• _TASK TO COMPLETE_: Quote every line below exactly and skip any picture.
##############################
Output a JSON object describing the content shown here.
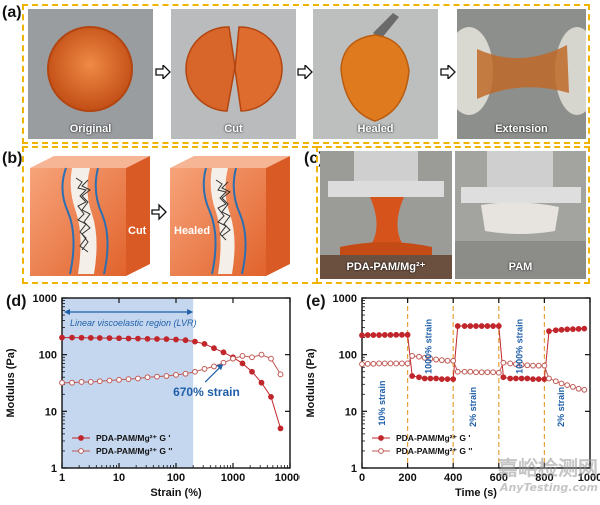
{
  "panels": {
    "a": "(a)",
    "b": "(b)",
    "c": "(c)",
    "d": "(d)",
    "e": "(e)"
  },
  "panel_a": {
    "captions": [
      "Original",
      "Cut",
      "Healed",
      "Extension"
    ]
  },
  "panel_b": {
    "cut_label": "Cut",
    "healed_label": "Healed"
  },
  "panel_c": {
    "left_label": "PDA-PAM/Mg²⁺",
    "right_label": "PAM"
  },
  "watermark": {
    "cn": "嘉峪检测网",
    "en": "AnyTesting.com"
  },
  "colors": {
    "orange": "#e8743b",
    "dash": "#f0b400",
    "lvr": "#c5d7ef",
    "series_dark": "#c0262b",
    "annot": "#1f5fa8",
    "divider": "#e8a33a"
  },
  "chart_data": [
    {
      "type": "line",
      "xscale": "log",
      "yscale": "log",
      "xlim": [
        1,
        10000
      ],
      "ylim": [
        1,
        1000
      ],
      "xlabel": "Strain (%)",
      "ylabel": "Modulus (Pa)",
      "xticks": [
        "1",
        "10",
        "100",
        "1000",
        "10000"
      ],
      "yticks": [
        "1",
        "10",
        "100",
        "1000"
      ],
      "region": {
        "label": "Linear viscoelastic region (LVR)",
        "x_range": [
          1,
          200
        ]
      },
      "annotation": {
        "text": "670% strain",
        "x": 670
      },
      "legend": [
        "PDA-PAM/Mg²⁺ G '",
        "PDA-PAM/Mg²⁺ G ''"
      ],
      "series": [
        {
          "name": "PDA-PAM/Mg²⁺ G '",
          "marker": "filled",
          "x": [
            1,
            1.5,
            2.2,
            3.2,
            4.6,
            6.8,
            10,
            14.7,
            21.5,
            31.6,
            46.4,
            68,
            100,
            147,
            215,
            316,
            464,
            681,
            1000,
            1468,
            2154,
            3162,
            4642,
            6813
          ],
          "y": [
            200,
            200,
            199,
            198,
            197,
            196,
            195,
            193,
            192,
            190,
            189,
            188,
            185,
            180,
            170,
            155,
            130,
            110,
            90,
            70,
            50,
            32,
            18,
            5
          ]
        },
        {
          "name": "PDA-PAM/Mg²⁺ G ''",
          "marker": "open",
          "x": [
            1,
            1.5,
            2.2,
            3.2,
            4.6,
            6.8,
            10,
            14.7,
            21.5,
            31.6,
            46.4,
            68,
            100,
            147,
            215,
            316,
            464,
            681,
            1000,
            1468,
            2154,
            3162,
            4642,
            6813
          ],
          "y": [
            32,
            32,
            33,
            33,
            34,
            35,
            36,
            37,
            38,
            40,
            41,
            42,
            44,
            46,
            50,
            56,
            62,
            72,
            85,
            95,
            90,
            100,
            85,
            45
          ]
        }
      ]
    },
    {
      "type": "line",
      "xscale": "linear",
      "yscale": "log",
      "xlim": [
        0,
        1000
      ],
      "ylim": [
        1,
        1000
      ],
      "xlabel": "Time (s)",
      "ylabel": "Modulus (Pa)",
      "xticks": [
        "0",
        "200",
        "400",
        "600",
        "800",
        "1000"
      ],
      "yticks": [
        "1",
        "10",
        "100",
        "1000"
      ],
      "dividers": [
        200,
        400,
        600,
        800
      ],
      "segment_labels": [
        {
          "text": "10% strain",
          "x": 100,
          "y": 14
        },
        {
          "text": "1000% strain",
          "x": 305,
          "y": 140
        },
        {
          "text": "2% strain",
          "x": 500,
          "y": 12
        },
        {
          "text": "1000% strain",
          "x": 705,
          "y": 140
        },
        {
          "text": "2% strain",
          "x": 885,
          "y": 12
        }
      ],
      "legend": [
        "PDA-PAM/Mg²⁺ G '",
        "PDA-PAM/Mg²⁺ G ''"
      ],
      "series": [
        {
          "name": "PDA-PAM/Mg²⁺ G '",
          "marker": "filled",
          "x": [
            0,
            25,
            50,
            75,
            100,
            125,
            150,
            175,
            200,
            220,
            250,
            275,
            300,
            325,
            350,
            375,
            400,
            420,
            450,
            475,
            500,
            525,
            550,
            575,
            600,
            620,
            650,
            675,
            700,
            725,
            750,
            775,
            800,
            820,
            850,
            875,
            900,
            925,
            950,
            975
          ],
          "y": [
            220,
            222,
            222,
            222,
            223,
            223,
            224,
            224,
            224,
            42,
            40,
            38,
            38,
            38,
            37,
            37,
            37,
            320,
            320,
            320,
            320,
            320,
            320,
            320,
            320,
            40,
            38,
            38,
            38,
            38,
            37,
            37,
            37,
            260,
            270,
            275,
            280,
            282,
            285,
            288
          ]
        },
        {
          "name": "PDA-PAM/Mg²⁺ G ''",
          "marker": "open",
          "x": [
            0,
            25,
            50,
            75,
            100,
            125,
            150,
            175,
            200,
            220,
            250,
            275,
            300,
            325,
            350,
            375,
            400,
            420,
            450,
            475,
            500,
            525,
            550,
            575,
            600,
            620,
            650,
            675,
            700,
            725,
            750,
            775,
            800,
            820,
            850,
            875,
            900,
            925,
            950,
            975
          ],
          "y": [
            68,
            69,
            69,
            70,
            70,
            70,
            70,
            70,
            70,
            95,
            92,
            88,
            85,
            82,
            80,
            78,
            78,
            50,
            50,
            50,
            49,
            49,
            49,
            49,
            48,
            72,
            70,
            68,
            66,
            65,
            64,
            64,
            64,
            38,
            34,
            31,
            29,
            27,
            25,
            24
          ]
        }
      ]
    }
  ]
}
##############################
• _SOLUTION TO THIS EXERCISE_:
Output a JSON object describing the content shown here.
{
  "panels": {
    "a": "(a)",
    "b": "(b)",
    "c": "(c)",
    "d": "(d)",
    "e": "(e)"
  },
  "panel_a": {
    "captions": [
      "Original",
      "Cut",
      "Healed",
      "Extension"
    ]
  },
  "panel_b": {
    "cut_label": "Cut",
    "healed_label": "Healed"
  },
  "panel_c": {
    "left_label": "PDA-PAM/Mg²⁺",
    "right_label": "PAM"
  },
  "watermark": {
    "cn": "嘉峪检测网",
    "en": "AnyTesting.com"
  },
  "colors": {
    "orange": "#e8743b",
    "dash": "#f0b400",
    "lvr": "#c5d7ef",
    "series_dark": "#c0262b",
    "annot": "#1f5fa8",
    "divider": "#e8a33a"
  },
  "chart_data": [
    {
      "type": "line",
      "xscale": "log",
      "yscale": "log",
      "xlim": [
        1,
        10000
      ],
      "ylim": [
        1,
        1000
      ],
      "xlabel": "Strain (%)",
      "ylabel": "Modulus (Pa)",
      "xticks": [
        "1",
        "10",
        "100",
        "1000",
        "10000"
      ],
      "yticks": [
        "1",
        "10",
        "100",
        "1000"
      ],
      "region": {
        "label": "Linear viscoelastic region (LVR)",
        "x_range": [
          1,
          200
        ]
      },
      "annotation": {
        "text": "670% strain",
        "x": 670
      },
      "legend": [
        "PDA-PAM/Mg²⁺ G '",
        "PDA-PAM/Mg²⁺ G ''"
      ],
      "series": [
        {
          "name": "PDA-PAM/Mg²⁺ G '",
          "marker": "filled",
          "x": [
            1,
            1.5,
            2.2,
            3.2,
            4.6,
            6.8,
            10,
            14.7,
            21.5,
            31.6,
            46.4,
            68,
            100,
            147,
            215,
            316,
            464,
            681,
            1000,
            1468,
            2154,
            3162,
            4642,
            6813
          ],
          "y": [
            200,
            200,
            199,
            198,
            197,
            196,
            195,
            193,
            192,
            190,
            189,
            188,
            185,
            180,
            170,
            155,
            130,
            110,
            90,
            70,
            50,
            32,
            18,
            5
          ]
        },
        {
          "name": "PDA-PAM/Mg²⁺ G ''",
          "marker": "open",
          "x": [
            1,
            1.5,
            2.2,
            3.2,
            4.6,
            6.8,
            10,
            14.7,
            21.5,
            31.6,
            46.4,
            68,
            100,
            147,
            215,
            316,
            464,
            681,
            1000,
            1468,
            2154,
            3162,
            4642,
            6813
          ],
          "y": [
            32,
            32,
            33,
            33,
            34,
            35,
            36,
            37,
            38,
            40,
            41,
            42,
            44,
            46,
            50,
            56,
            62,
            72,
            85,
            95,
            90,
            100,
            85,
            45
          ]
        }
      ]
    },
    {
      "type": "line",
      "xscale": "linear",
      "yscale": "log",
      "xlim": [
        0,
        1000
      ],
      "ylim": [
        1,
        1000
      ],
      "xlabel": "Time (s)",
      "ylabel": "Modulus (Pa)",
      "xticks": [
        "0",
        "200",
        "400",
        "600",
        "800",
        "1000"
      ],
      "yticks": [
        "1",
        "10",
        "100",
        "1000"
      ],
      "dividers": [
        200,
        400,
        600,
        800
      ],
      "segment_labels": [
        {
          "text": "10% strain",
          "x": 100,
          "y": 14
        },
        {
          "text": "1000% strain",
          "x": 305,
          "y": 140
        },
        {
          "text": "2% strain",
          "x": 500,
          "y": 12
        },
        {
          "text": "1000% strain",
          "x": 705,
          "y": 140
        },
        {
          "text": "2% strain",
          "x": 885,
          "y": 12
        }
      ],
      "legend": [
        "PDA-PAM/Mg²⁺ G '",
        "PDA-PAM/Mg²⁺ G ''"
      ],
      "series": [
        {
          "name": "PDA-PAM/Mg²⁺ G '",
          "marker": "filled",
          "x": [
            0,
            25,
            50,
            75,
            100,
            125,
            150,
            175,
            200,
            220,
            250,
            275,
            300,
            325,
            350,
            375,
            400,
            420,
            450,
            475,
            500,
            525,
            550,
            575,
            600,
            620,
            650,
            675,
            700,
            725,
            750,
            775,
            800,
            820,
            850,
            875,
            900,
            925,
            950,
            975
          ],
          "y": [
            220,
            222,
            222,
            222,
            223,
            223,
            224,
            224,
            224,
            42,
            40,
            38,
            38,
            38,
            37,
            37,
            37,
            320,
            320,
            320,
            320,
            320,
            320,
            320,
            320,
            40,
            38,
            38,
            38,
            38,
            37,
            37,
            37,
            260,
            270,
            275,
            280,
            282,
            285,
            288
          ]
        },
        {
          "name": "PDA-PAM/Mg²⁺ G ''",
          "marker": "open",
          "x": [
            0,
            25,
            50,
            75,
            100,
            125,
            150,
            175,
            200,
            220,
            250,
            275,
            300,
            325,
            350,
            375,
            400,
            420,
            450,
            475,
            500,
            525,
            550,
            575,
            600,
            620,
            650,
            675,
            700,
            725,
            750,
            775,
            800,
            820,
            850,
            875,
            900,
            925,
            950,
            975
          ],
          "y": [
            68,
            69,
            69,
            70,
            70,
            70,
            70,
            70,
            70,
            95,
            92,
            88,
            85,
            82,
            80,
            78,
            78,
            50,
            50,
            50,
            49,
            49,
            49,
            49,
            48,
            72,
            70,
            68,
            66,
            65,
            64,
            64,
            64,
            38,
            34,
            31,
            29,
            27,
            25,
            24
          ]
        }
      ]
    }
  ]
}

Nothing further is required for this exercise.